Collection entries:
——
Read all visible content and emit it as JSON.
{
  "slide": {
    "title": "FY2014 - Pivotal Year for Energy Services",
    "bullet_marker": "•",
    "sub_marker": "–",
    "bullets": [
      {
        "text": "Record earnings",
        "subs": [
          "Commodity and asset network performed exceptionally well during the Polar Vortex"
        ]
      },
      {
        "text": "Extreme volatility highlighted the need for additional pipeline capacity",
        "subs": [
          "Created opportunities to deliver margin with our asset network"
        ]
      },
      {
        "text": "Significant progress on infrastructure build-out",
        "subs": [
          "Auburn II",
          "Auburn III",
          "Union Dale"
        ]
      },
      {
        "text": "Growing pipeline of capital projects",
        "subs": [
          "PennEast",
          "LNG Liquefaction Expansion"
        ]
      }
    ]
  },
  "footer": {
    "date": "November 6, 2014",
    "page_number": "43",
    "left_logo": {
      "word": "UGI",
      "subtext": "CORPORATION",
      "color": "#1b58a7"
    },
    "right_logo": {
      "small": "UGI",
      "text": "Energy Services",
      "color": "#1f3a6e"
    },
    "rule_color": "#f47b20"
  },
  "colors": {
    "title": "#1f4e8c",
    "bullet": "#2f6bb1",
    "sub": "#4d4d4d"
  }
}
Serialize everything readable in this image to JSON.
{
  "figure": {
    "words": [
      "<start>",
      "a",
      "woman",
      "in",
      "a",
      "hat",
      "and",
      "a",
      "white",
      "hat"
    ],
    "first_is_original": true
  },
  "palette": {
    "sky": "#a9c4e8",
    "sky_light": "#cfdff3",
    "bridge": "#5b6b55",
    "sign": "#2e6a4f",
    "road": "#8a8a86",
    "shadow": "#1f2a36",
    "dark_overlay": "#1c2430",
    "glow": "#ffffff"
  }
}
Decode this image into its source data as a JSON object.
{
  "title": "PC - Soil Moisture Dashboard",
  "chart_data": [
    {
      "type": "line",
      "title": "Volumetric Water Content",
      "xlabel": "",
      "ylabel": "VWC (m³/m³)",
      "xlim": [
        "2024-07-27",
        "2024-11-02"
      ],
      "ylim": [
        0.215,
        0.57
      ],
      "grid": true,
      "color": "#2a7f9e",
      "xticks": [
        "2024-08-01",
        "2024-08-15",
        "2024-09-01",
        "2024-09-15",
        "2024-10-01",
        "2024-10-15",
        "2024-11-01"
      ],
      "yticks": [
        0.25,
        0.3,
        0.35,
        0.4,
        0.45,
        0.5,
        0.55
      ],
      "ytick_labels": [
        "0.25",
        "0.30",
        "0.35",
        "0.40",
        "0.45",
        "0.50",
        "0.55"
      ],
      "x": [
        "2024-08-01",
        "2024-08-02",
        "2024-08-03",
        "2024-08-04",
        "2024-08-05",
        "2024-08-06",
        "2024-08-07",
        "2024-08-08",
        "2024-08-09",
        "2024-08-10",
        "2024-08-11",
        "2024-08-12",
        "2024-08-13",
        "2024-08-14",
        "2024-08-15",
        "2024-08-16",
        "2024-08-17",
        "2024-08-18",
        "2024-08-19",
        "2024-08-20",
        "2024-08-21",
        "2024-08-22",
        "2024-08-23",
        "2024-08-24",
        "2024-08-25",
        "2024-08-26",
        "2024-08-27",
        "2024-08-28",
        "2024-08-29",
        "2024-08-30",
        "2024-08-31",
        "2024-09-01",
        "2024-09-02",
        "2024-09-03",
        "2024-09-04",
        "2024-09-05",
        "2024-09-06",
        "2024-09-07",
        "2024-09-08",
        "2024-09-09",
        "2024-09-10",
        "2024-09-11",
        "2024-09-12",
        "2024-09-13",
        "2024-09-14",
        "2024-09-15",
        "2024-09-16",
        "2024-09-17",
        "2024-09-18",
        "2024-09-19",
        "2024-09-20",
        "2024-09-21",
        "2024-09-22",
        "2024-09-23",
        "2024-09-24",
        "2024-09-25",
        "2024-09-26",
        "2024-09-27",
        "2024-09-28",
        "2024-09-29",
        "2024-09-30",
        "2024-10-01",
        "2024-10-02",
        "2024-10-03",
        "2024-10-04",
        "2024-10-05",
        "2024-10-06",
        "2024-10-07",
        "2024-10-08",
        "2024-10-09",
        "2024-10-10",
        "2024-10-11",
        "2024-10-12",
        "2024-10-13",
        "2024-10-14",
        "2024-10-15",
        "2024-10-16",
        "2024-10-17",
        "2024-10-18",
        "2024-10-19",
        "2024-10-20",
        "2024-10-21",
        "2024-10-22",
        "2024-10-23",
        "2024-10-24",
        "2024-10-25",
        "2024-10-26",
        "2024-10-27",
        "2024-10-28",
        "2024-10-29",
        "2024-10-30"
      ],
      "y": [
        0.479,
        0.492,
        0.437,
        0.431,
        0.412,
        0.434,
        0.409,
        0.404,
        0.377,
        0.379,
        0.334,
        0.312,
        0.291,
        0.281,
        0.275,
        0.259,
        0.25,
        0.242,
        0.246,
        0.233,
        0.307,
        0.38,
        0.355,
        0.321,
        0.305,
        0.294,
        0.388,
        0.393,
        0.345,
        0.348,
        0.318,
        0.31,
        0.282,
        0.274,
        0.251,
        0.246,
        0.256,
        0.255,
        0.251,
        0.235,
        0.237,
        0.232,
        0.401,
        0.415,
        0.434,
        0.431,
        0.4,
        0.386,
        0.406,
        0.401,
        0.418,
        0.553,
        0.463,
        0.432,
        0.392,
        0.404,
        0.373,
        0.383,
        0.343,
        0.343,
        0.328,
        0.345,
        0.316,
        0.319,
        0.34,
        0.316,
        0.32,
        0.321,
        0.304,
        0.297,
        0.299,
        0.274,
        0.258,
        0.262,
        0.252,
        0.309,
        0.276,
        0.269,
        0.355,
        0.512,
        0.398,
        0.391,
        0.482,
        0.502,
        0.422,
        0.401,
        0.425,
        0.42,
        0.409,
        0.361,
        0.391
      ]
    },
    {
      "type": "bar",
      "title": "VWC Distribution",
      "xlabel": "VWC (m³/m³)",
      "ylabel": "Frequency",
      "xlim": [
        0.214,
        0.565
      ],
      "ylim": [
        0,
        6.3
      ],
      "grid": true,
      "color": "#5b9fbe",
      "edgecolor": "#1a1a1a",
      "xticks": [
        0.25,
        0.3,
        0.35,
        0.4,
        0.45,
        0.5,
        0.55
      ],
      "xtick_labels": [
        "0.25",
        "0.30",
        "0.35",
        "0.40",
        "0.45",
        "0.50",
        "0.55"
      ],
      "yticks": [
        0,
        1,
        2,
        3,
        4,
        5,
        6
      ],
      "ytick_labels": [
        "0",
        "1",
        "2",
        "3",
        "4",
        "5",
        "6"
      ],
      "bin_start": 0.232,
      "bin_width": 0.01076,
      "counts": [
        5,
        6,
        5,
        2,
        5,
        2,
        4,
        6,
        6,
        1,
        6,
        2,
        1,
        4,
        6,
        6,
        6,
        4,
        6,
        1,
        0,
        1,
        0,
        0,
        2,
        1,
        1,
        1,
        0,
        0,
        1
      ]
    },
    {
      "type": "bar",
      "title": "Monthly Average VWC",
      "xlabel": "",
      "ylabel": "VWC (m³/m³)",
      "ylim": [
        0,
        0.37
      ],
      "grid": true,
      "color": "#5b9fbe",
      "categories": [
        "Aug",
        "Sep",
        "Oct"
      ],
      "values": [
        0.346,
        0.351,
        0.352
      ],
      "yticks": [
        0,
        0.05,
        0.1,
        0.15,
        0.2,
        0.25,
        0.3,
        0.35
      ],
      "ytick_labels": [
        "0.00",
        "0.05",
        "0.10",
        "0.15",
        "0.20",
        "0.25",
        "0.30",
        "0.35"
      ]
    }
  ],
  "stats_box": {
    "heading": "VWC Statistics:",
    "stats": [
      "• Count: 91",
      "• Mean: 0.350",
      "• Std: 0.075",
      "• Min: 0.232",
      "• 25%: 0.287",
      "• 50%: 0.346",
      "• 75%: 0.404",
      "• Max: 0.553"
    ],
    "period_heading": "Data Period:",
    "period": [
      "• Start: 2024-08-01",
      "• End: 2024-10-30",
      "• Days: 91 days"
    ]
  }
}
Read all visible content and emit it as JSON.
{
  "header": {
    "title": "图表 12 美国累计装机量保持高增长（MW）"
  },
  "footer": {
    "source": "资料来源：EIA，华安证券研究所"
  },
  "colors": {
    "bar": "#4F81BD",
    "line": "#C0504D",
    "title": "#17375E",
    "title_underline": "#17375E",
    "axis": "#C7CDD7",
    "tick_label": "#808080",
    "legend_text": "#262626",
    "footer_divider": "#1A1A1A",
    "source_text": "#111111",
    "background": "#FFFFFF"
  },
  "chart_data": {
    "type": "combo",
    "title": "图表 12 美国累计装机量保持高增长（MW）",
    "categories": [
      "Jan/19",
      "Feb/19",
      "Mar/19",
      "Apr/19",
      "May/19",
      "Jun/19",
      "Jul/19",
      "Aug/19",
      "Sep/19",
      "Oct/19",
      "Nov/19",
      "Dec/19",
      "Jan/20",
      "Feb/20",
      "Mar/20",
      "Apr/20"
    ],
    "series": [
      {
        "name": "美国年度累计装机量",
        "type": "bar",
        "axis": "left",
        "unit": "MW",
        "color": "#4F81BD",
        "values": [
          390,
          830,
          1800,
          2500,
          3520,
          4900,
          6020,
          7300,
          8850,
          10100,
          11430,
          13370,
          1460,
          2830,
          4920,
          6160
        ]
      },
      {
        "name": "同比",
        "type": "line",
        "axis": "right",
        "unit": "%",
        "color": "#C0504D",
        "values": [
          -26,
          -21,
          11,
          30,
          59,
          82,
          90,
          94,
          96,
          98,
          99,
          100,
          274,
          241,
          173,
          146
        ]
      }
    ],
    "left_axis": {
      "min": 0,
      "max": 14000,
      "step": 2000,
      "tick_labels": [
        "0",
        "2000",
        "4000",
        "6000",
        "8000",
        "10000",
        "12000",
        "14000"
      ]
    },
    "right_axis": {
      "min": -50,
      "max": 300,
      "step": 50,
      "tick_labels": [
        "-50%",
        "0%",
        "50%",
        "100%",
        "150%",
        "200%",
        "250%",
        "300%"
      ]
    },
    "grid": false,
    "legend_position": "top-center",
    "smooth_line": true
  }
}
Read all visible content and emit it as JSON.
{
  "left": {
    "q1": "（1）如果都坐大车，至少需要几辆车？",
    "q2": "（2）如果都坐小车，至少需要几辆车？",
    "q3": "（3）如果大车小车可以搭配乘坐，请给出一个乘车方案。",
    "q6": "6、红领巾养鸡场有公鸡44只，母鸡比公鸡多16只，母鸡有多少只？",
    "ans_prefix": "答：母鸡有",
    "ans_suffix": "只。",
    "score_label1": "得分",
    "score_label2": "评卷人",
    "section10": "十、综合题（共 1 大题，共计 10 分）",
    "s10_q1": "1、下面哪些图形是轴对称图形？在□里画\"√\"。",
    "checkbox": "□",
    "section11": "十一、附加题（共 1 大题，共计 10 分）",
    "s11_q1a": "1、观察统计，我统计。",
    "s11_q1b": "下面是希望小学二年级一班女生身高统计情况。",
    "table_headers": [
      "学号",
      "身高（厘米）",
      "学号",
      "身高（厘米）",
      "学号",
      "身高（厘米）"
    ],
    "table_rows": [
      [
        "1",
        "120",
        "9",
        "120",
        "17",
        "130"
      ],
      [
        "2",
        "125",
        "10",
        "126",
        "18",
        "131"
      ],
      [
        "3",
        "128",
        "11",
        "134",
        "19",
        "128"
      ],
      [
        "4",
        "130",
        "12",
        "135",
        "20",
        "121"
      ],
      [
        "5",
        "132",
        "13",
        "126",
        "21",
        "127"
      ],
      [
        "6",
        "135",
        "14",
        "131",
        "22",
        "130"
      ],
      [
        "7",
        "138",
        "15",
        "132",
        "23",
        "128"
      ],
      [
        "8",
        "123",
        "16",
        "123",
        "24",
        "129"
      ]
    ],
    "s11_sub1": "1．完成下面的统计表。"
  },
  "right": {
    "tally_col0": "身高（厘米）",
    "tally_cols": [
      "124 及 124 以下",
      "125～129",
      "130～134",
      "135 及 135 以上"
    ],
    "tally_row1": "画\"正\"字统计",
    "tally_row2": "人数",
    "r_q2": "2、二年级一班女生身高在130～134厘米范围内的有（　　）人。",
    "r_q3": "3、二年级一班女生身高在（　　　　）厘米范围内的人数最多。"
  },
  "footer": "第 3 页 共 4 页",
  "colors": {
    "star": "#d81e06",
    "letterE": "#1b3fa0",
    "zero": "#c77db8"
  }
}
——
_Written request_
From the data above, pick out each line containing "type" and copy it.

_The result_
      "type": "line",
      "type": "bar",
      "type": "bar",
    "type": "combo",
        "type": "bar",
        "type": "line",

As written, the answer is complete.